[Extracted records start]

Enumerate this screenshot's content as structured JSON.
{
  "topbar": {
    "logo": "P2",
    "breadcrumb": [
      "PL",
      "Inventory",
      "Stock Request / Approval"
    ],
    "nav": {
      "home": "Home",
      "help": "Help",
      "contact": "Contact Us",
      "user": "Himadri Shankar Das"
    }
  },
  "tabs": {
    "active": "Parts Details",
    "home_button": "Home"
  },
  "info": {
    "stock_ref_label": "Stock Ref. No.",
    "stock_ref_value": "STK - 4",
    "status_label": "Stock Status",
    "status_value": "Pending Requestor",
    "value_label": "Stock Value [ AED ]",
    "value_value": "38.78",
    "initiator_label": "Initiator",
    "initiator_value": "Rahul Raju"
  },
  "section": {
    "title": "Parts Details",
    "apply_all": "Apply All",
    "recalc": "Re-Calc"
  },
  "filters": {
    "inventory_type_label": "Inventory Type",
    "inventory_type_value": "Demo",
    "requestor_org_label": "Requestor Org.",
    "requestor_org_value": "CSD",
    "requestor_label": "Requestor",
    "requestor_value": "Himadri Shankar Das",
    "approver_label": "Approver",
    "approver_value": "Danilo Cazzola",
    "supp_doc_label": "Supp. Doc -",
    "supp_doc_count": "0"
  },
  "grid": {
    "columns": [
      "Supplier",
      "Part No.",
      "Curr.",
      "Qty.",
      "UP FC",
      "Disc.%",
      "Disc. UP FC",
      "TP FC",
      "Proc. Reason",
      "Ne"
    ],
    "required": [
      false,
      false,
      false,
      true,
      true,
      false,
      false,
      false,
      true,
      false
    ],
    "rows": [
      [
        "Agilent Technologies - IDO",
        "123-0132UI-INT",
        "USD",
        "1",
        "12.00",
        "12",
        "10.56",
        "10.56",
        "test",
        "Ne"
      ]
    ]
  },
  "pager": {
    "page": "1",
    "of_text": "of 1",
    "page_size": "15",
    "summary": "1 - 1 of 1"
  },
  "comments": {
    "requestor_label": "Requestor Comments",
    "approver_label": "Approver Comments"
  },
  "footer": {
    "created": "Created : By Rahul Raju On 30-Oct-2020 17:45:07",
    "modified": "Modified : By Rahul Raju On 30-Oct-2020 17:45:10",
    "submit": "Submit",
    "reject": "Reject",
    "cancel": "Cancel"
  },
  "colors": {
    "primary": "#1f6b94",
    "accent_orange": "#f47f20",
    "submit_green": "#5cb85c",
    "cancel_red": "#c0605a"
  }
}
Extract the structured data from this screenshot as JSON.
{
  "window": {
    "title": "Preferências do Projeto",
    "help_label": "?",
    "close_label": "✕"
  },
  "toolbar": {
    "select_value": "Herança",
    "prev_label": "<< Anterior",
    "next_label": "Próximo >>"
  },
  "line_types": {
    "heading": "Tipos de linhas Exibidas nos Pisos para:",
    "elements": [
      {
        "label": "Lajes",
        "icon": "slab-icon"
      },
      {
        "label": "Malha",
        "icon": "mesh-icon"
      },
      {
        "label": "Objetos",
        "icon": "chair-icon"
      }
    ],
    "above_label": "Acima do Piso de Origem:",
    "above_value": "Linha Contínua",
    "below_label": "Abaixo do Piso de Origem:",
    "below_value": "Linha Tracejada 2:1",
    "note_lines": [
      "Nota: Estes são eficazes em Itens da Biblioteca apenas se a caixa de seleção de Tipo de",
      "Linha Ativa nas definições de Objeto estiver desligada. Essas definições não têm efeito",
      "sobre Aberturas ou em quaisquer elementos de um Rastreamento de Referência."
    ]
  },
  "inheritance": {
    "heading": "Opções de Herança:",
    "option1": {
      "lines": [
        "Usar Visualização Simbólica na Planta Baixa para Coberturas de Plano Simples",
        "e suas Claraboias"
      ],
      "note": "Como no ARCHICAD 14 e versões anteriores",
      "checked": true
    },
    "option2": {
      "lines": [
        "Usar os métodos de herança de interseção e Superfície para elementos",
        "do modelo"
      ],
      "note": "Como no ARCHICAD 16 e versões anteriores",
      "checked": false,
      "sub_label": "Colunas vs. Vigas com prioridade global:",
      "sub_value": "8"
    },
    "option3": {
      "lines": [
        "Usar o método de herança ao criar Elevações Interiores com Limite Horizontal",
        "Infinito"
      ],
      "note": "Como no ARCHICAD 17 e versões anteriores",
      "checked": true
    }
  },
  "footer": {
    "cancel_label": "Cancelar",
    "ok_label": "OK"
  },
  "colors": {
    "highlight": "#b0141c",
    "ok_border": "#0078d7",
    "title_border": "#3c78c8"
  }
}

[Extracted records end]

Job: Every entry should be printed again exactly as it stands.

In response:
Enumerate this screenshot's content as structured JSON.
{
  "topbar": {
    "logo": "P2",
    "breadcrumb": [
      "PL",
      "Inventory",
      "Stock Request / Approval"
    ],
    "nav": {
      "home": "Home",
      "help": "Help",
      "contact": "Contact Us",
      "user": "Himadri Shankar Das"
    }
  },
  "tabs": {
    "active": "Parts Details",
    "home_button": "Home"
  },
  "info": {
    "stock_ref_label": "Stock Ref. No.",
    "stock_ref_value": "STK - 4",
    "status_label": "Stock Status",
    "status_value": "Pending Requestor",
    "value_label": "Stock Value [ AED ]",
    "value_value": "38.78",
    "initiator_label": "Initiator",
    "initiator_value": "Rahul Raju"
  },
  "section": {
    "title": "Parts Details",
    "apply_all": "Apply All",
    "recalc": "Re-Calc"
  },
  "filters": {
    "inventory_type_label": "Inventory Type",
    "inventory_type_value": "Demo",
    "requestor_org_label": "Requestor Org.",
    "requestor_org_value": "CSD",
    "requestor_label": "Requestor",
    "requestor_value": "Himadri Shankar Das",
    "approver_label": "Approver",
    "approver_value": "Danilo Cazzola",
    "supp_doc_label": "Supp. Doc -",
    "supp_doc_count": "0"
  },
  "grid": {
    "columns": [
      "Supplier",
      "Part No.",
      "Curr.",
      "Qty.",
      "UP FC",
      "Disc.%",
      "Disc. UP FC",
      "TP FC",
      "Proc. Reason",
      "Ne"
    ],
    "required": [
      false,
      false,
      false,
      true,
      true,
      false,
      false,
      false,
      true,
      false
    ],
    "rows": [
      [
        "Agilent Technologies - IDO",
        "123-0132UI-INT",
        "USD",
        "1",
        "12.00",
        "12",
        "10.56",
        "10.56",
        "test",
        "Ne"
      ]
    ]
  },
  "pager": {
    "page": "1",
    "of_text": "of 1",
    "page_size": "15",
    "summary": "1 - 1 of 1"
  },
  "comments": {
    "requestor_label": "Requestor Comments",
    "approver_label": "Approver Comments"
  },
  "footer": {
    "created": "Created : By Rahul Raju On 30-Oct-2020 17:45:07",
    "modified": "Modified : By Rahul Raju On 30-Oct-2020 17:45:10",
    "submit": "Submit",
    "reject": "Reject",
    "cancel": "Cancel"
  },
  "colors": {
    "primary": "#1f6b94",
    "accent_orange": "#f47f20",
    "submit_green": "#5cb85c",
    "cancel_red": "#c0605a"
  }
}
Extract the structured data from this screenshot as JSON.
{
  "window": {
    "title": "Preferências do Projeto",
    "help_label": "?",
    "close_label": "✕"
  },
  "toolbar": {
    "select_value": "Herança",
    "prev_label": "<< Anterior",
    "next_label": "Próximo >>"
  },
  "line_types": {
    "heading": "Tipos de linhas Exibidas nos Pisos para:",
    "elements": [
      {
        "label": "Lajes",
        "icon": "slab-icon"
      },
      {
        "label": "Malha",
        "icon": "mesh-icon"
      },
      {
        "label": "Objetos",
        "icon": "chair-icon"
      }
    ],
    "above_label": "Acima do Piso de Origem:",
    "above_value": "Linha Contínua",
    "below_label": "Abaixo do Piso de Origem:",
    "below_value": "Linha Tracejada 2:1",
    "note_lines": [
      "Nota: Estes são eficazes em Itens da Biblioteca apenas se a caixa de seleção de Tipo de",
      "Linha Ativa nas definições de Objeto estiver desligada. Essas definições não têm efeito",
      "sobre Aberturas ou em quaisquer elementos de um Rastreamento de Referência."
    ]
  },
  "inheritance": {
    "heading": "Opções de Herança:",
    "option1": {
      "lines": [
        "Usar Visualização Simbólica na Planta Baixa para Coberturas de Plano Simples",
        "e suas Claraboias"
      ],
      "note": "Como no ARCHICAD 14 e versões anteriores",
      "checked": true
    },
    "option2": {
      "lines": [
        "Usar os métodos de herança de interseção e Superfície para elementos",
        "do modelo"
      ],
      "note": "Como no ARCHICAD 16 e versões anteriores",
      "checked": false,
      "sub_label": "Colunas vs. Vigas com prioridade global:",
      "sub_value": "8"
    },
    "option3": {
      "lines": [
        "Usar o método de herança ao criar Elevações Interiores com Limite Horizontal",
        "Infinito"
      ],
      "note": "Como no ARCHICAD 17 e versões anteriores",
      "checked": true
    }
  },
  "footer": {
    "cancel_label": "Cancelar",
    "ok_label": "OK"
  },
  "colors": {
    "highlight": "#b0141c",
    "ok_border": "#0078d7",
    "title_border": "#3c78c8"
  }
}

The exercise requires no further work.